INSTRUCTIONS FOR THE TASK: Identify and pull out each line of the entries in which "Temperature" occurs.

SUPPLIED INFORMATION:
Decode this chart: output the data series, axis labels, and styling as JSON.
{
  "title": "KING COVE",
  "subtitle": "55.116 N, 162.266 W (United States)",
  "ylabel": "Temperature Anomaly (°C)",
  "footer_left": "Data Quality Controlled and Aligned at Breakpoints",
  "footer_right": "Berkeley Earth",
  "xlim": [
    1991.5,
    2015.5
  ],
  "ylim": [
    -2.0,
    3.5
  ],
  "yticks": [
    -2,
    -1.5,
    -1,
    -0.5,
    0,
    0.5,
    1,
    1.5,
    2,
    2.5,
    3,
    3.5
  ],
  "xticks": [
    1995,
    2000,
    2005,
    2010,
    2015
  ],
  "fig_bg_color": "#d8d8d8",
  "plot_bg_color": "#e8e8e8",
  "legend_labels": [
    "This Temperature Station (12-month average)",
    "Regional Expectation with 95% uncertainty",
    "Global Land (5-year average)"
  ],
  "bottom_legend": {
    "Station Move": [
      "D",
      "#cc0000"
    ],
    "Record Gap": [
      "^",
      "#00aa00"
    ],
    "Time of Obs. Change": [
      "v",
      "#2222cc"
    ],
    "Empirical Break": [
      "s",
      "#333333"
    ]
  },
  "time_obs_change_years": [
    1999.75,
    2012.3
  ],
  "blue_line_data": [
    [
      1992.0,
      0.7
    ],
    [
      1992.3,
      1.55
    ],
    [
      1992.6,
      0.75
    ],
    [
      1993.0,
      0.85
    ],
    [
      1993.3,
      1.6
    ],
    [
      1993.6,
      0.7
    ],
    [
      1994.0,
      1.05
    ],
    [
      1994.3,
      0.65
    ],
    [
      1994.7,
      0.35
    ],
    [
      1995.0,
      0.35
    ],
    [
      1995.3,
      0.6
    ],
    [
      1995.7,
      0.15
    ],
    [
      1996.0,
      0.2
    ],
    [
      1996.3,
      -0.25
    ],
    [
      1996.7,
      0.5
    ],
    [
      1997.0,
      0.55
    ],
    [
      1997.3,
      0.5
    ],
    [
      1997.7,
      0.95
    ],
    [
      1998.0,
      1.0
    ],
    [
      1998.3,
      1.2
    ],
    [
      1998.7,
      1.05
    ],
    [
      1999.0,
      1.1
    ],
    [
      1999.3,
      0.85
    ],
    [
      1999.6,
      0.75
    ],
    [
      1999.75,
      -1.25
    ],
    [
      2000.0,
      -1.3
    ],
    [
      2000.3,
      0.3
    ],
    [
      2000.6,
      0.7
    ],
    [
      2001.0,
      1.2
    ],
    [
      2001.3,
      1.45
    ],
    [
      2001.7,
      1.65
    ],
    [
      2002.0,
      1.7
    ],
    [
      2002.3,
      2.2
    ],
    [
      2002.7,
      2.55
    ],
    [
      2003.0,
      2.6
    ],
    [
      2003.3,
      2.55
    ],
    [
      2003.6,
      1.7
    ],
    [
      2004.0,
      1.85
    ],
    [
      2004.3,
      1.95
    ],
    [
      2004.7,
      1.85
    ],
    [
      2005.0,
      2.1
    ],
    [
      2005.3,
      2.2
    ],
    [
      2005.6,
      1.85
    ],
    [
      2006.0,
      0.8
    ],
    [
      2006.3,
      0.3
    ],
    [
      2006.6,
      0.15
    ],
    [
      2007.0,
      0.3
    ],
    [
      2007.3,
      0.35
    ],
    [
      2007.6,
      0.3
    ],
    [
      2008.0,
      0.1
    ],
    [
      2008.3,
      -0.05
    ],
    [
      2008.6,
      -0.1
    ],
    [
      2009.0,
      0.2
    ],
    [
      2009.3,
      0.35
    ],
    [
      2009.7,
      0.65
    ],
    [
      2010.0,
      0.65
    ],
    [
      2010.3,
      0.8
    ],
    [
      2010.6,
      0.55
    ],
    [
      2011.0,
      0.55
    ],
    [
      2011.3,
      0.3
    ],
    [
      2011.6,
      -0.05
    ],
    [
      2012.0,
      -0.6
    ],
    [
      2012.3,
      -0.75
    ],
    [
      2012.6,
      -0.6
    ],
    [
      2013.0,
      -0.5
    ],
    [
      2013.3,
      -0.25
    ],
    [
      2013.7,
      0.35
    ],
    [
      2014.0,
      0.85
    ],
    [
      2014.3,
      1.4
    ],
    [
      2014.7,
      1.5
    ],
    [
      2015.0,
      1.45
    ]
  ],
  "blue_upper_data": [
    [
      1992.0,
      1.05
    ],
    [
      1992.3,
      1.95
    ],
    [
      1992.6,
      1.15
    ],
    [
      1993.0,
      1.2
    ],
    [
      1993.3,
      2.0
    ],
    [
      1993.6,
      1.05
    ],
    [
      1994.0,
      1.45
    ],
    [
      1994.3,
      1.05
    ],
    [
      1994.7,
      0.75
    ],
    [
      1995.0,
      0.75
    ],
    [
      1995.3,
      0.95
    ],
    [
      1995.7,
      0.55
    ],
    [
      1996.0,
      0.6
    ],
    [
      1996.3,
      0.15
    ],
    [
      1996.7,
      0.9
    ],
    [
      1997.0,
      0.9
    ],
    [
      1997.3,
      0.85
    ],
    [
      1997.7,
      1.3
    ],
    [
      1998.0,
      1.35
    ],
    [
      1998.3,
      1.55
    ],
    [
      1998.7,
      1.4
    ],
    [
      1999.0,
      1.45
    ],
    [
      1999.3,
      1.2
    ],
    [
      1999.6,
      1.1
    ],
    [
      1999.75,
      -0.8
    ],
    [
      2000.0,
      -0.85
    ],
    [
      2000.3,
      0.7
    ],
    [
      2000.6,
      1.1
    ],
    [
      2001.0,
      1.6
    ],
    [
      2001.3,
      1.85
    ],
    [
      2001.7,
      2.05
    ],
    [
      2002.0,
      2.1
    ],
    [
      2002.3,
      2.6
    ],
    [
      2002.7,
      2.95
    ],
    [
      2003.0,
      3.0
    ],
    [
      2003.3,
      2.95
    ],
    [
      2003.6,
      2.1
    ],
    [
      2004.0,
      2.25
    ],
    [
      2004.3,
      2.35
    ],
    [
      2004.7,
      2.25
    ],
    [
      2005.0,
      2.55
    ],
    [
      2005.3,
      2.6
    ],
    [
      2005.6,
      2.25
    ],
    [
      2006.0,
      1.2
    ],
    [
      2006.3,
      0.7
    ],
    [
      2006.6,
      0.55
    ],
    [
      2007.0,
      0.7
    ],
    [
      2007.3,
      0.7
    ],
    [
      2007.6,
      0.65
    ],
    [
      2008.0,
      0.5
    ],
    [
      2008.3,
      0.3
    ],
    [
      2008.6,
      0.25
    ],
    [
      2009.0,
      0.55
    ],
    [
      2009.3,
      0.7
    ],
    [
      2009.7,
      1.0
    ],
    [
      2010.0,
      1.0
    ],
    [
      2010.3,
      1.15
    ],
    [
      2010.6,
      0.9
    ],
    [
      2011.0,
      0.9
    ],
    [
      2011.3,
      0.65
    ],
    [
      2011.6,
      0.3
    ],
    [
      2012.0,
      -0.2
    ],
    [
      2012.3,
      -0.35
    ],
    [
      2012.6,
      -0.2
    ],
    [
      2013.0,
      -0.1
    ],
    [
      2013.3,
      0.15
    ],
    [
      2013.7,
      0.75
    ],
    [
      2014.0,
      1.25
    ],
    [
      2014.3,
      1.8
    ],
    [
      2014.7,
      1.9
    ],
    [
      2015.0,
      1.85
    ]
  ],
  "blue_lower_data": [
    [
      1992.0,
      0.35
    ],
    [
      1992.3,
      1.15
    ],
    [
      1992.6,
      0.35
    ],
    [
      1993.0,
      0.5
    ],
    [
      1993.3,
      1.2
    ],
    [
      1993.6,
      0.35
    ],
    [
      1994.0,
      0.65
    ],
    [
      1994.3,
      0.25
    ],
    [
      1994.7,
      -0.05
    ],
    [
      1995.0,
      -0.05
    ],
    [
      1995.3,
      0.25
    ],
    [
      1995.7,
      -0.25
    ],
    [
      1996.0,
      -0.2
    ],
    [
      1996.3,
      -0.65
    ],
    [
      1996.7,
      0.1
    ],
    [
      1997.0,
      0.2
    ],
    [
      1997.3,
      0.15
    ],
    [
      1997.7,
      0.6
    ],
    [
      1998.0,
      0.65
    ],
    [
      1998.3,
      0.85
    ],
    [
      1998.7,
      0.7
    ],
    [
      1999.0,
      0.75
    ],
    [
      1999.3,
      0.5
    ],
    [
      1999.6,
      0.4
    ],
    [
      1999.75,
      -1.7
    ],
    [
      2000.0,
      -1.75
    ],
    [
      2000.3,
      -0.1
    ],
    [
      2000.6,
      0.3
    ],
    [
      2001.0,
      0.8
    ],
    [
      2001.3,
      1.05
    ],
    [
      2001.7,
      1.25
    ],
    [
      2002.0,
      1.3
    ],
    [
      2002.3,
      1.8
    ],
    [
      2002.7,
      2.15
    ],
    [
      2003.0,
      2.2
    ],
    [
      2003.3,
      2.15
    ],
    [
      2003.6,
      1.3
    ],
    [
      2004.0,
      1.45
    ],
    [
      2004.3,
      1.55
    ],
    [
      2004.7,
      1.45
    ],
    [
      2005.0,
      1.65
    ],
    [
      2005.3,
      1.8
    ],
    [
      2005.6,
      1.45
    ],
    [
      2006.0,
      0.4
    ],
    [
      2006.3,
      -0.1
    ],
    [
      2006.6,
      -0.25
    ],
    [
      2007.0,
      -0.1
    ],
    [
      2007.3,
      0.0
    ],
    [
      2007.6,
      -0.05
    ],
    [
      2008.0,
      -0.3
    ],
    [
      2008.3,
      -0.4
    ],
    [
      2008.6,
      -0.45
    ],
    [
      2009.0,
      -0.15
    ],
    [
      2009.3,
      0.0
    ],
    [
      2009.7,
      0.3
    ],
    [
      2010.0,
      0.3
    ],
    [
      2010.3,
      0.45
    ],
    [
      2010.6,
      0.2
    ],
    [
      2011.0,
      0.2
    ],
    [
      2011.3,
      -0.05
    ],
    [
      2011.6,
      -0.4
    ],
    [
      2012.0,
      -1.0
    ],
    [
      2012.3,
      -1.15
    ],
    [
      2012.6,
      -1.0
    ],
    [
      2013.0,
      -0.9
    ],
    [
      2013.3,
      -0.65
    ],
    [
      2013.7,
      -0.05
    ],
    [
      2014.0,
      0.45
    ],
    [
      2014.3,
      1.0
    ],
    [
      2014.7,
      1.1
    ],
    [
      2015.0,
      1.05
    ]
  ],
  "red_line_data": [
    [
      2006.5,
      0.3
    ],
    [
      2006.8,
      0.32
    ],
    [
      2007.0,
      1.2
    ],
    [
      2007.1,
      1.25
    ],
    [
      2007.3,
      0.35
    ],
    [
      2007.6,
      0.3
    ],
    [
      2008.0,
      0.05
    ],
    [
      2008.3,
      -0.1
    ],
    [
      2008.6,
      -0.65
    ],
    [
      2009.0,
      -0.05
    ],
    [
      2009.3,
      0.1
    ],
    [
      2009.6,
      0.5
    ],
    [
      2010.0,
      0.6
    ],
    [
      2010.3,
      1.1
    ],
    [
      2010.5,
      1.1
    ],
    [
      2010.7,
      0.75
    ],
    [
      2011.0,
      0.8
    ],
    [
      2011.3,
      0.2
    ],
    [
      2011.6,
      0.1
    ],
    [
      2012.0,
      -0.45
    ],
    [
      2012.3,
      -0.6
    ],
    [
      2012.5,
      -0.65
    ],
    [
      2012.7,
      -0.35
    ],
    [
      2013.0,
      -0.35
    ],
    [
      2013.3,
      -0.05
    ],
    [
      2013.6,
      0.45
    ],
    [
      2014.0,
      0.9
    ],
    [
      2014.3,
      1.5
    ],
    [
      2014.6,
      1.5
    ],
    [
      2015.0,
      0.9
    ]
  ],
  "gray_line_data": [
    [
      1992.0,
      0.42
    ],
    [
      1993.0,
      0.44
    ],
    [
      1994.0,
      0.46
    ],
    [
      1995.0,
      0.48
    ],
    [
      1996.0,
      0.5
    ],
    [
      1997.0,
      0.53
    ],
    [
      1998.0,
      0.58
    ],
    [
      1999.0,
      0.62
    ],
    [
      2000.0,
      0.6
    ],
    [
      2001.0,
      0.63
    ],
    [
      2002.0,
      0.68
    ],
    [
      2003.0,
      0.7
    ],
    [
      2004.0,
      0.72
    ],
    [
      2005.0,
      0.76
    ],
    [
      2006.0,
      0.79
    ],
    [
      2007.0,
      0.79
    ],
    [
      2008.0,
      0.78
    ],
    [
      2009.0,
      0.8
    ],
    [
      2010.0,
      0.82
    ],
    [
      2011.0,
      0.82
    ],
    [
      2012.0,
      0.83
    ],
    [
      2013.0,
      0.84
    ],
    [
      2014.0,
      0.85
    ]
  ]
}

PROBLEM SOLUTION:
  "ylabel": "Temperature Anomaly (°C)",
    "This Temperature Station (12-month average)",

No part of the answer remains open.